Rows taken from a layout dataset
____
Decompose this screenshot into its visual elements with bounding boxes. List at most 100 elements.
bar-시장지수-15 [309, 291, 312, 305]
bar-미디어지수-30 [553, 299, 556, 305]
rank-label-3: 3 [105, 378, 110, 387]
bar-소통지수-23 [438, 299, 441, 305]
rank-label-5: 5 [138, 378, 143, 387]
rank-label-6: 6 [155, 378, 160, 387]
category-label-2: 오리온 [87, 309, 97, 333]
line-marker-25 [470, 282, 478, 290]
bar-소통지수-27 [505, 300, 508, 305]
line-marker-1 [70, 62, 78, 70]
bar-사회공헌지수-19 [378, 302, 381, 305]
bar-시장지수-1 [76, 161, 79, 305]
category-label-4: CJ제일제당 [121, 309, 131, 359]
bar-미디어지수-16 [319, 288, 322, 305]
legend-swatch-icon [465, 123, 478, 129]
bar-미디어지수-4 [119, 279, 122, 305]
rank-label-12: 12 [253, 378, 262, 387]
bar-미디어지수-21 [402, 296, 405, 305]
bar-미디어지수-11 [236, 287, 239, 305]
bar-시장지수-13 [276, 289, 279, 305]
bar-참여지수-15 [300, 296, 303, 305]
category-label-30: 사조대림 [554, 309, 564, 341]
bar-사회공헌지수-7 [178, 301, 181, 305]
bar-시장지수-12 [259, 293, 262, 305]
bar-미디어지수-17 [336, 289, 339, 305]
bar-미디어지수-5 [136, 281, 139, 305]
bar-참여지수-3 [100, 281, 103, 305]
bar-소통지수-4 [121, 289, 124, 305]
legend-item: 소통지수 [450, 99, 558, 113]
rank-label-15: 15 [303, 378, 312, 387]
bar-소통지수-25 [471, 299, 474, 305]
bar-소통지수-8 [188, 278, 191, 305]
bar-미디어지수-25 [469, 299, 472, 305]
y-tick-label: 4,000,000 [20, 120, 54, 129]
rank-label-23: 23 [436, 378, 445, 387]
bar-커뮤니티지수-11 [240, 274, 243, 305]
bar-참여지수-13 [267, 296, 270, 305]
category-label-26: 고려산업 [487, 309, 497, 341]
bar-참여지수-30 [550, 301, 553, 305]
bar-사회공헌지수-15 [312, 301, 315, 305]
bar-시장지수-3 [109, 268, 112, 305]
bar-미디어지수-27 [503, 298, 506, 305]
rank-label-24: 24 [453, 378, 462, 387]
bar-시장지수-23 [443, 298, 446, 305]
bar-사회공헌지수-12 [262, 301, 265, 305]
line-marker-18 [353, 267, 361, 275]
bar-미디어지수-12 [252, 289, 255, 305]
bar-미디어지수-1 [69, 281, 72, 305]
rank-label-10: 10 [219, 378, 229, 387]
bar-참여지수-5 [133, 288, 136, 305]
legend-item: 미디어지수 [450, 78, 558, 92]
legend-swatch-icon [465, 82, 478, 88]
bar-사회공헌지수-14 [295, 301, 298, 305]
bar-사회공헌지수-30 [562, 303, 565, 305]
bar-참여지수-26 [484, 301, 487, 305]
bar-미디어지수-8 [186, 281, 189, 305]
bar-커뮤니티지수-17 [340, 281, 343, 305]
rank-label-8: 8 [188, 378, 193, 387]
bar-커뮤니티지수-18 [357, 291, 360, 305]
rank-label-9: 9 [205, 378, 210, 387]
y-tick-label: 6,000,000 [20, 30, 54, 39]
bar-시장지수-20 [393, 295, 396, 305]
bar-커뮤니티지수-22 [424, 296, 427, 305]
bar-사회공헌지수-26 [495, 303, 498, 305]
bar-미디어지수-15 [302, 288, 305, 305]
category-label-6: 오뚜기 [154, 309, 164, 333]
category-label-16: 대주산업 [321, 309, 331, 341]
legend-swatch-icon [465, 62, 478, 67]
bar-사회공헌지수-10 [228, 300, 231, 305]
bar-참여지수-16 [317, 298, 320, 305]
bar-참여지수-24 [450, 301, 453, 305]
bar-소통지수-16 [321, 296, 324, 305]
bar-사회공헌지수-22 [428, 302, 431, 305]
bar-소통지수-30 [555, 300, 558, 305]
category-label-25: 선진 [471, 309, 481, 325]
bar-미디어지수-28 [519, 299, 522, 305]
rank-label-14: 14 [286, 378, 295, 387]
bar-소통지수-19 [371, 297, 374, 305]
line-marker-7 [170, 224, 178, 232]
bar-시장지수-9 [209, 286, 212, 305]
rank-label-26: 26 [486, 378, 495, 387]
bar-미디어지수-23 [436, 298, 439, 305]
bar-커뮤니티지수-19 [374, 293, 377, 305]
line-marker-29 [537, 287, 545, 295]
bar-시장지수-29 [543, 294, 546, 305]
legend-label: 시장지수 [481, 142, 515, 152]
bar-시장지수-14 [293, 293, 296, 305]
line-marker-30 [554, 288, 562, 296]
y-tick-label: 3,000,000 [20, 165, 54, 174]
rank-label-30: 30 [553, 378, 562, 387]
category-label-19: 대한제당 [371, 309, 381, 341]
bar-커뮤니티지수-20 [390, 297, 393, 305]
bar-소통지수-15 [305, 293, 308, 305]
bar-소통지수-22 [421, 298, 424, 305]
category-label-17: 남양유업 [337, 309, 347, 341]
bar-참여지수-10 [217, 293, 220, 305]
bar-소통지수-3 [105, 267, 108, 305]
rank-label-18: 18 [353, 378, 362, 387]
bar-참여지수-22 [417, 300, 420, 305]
____
- Goal
Copy every line of the material above verbatim, keeping the original order.

- Response to this exercise
Decompose this screenshot into its visual elements with bounding boxes. List at most 100 elements.
bar-시장지수-15 [309, 291, 312, 305]
bar-미디어지수-30 [553, 299, 556, 305]
rank-label-3: 3 [105, 378, 110, 387]
bar-소통지수-23 [438, 299, 441, 305]
rank-label-5: 5 [138, 378, 143, 387]
rank-label-6: 6 [155, 378, 160, 387]
category-label-2: 오리온 [87, 309, 97, 333]
line-marker-25 [470, 282, 478, 290]
bar-소통지수-27 [505, 300, 508, 305]
line-marker-1 [70, 62, 78, 70]
bar-사회공헌지수-19 [378, 302, 381, 305]
bar-시장지수-1 [76, 161, 79, 305]
category-label-4: CJ제일제당 [121, 309, 131, 359]
bar-미디어지수-16 [319, 288, 322, 305]
legend-swatch-icon [465, 123, 478, 129]
bar-미디어지수-4 [119, 279, 122, 305]
rank-label-12: 12 [253, 378, 262, 387]
bar-미디어지수-21 [402, 296, 405, 305]
bar-미디어지수-11 [236, 287, 239, 305]
bar-시장지수-13 [276, 289, 279, 305]
bar-참여지수-15 [300, 296, 303, 305]
category-label-30: 사조대림 [554, 309, 564, 341]
bar-사회공헌지수-7 [178, 301, 181, 305]
bar-시장지수-12 [259, 293, 262, 305]
bar-미디어지수-17 [336, 289, 339, 305]
bar-미디어지수-5 [136, 281, 139, 305]
bar-참여지수-3 [100, 281, 103, 305]
bar-소통지수-4 [121, 289, 124, 305]
legend-item: 소통지수 [450, 99, 558, 113]
rank-label-15: 15 [303, 378, 312, 387]
bar-소통지수-25 [471, 299, 474, 305]
bar-소통지수-8 [188, 278, 191, 305]
bar-미디어지수-25 [469, 299, 472, 305]
y-tick-label: 4,000,000 [20, 120, 54, 129]
rank-label-23: 23 [436, 378, 445, 387]
bar-커뮤니티지수-11 [240, 274, 243, 305]
bar-참여지수-13 [267, 296, 270, 305]
category-label-26: 고려산업 [487, 309, 497, 341]
bar-참여지수-30 [550, 301, 553, 305]
bar-사회공헌지수-15 [312, 301, 315, 305]
bar-시장지수-3 [109, 268, 112, 305]
bar-미디어지수-27 [503, 298, 506, 305]
rank-label-24: 24 [453, 378, 462, 387]
bar-시장지수-23 [443, 298, 446, 305]
bar-사회공헌지수-12 [262, 301, 265, 305]
line-marker-18 [353, 267, 361, 275]
bar-미디어지수-12 [252, 289, 255, 305]
bar-미디어지수-1 [69, 281, 72, 305]
rank-label-10: 10 [219, 378, 229, 387]
bar-참여지수-5 [133, 288, 136, 305]
legend-item: 미디어지수 [450, 78, 558, 92]
legend-swatch-icon [465, 82, 478, 88]
bar-사회공헌지수-14 [295, 301, 298, 305]
bar-사회공헌지수-30 [562, 303, 565, 305]
bar-참여지수-26 [484, 301, 487, 305]
bar-미디어지수-8 [186, 281, 189, 305]
bar-커뮤니티지수-17 [340, 281, 343, 305]
rank-label-8: 8 [188, 378, 193, 387]
bar-커뮤니티지수-18 [357, 291, 360, 305]
rank-label-9: 9 [205, 378, 210, 387]
y-tick-label: 6,000,000 [20, 30, 54, 39]
bar-시장지수-20 [393, 295, 396, 305]
bar-커뮤니티지수-22 [424, 296, 427, 305]
bar-사회공헌지수-26 [495, 303, 498, 305]
bar-미디어지수-15 [302, 288, 305, 305]
category-label-6: 오뚜기 [154, 309, 164, 333]
category-label-16: 대주산업 [321, 309, 331, 341]
legend-swatch-icon [465, 62, 478, 67]
bar-사회공헌지수-10 [228, 300, 231, 305]
bar-참여지수-16 [317, 298, 320, 305]
bar-참여지수-24 [450, 301, 453, 305]
bar-소통지수-16 [321, 296, 324, 305]
bar-사회공헌지수-22 [428, 302, 431, 305]
bar-소통지수-30 [555, 300, 558, 305]
category-label-25: 선진 [471, 309, 481, 325]
bar-미디어지수-28 [519, 299, 522, 305]
rank-label-14: 14 [286, 378, 295, 387]
bar-소통지수-19 [371, 297, 374, 305]
line-marker-7 [170, 224, 178, 232]
bar-시장지수-9 [209, 286, 212, 305]
rank-label-26: 26 [486, 378, 495, 387]
bar-미디어지수-23 [436, 298, 439, 305]
bar-커뮤니티지수-19 [374, 293, 377, 305]
line-marker-29 [537, 287, 545, 295]
bar-시장지수-29 [543, 294, 546, 305]
legend-label: 시장지수 [481, 142, 515, 152]
bar-시장지수-14 [293, 293, 296, 305]
line-marker-30 [554, 288, 562, 296]
y-tick-label: 3,000,000 [20, 165, 54, 174]
rank-label-30: 30 [553, 378, 562, 387]
category-label-19: 대한제당 [371, 309, 381, 341]
bar-커뮤니티지수-20 [390, 297, 393, 305]
bar-소통지수-15 [305, 293, 308, 305]
bar-소통지수-22 [421, 298, 424, 305]
category-label-17: 남양유업 [337, 309, 347, 341]
bar-참여지수-10 [217, 293, 220, 305]
bar-소통지수-3 [105, 267, 108, 305]
rank-label-18: 18 [353, 378, 362, 387]
bar-참여지수-22 [417, 300, 420, 305]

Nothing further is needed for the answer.